— Begin Input material —

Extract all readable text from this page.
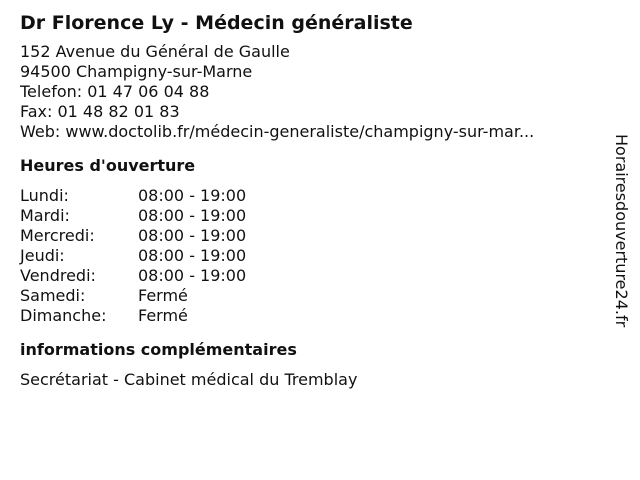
Dr Florence Ly - Médecin généraliste
152 Avenue du Général de Gaulle
94500 Champigny-sur-Marne
Telefon: 01 47 06 04 88
Fax: 01 48 82 01 83
Web: www.doctolib.fr/médecin-generaliste/champigny-sur-mar...
Heures d'ouverture
Lundi:	08:00 - 19:00
Mardi:	08:00 - 19:00
Mercredi:	08:00 - 19:00
Jeudi:	08:00 - 19:00
Vendredi:	08:00 - 19:00
Samedi:	Fermé
Dimanche:	Fermé
informations complémentaires
Secrétariat - Cabinet médical du Tremblay
Horairesdouverture24.fr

— End Input material —

Instruction —
All of the records above must be copied exactly, except for the pictures.

Exercise response —
Extract all readable text from this page.
Dr Florence Ly - Médecin généraliste
152 Avenue du Général de Gaulle
94500 Champigny-sur-Marne
Telefon: 01 47 06 04 88
Fax: 01 48 82 01 83
Web: www.doctolib.fr/médecin-generaliste/champigny-sur-mar...
Heures d'ouverture
Lundi:	08:00 - 19:00
Mardi:	08:00 - 19:00
Mercredi:	08:00 - 19:00
Jeudi:	08:00 - 19:00
Vendredi:	08:00 - 19:00
Samedi:	Fermé
Dimanche:	Fermé
informations complémentaires
Secrétariat - Cabinet médical du Tremblay
Horairesdouverture24.fr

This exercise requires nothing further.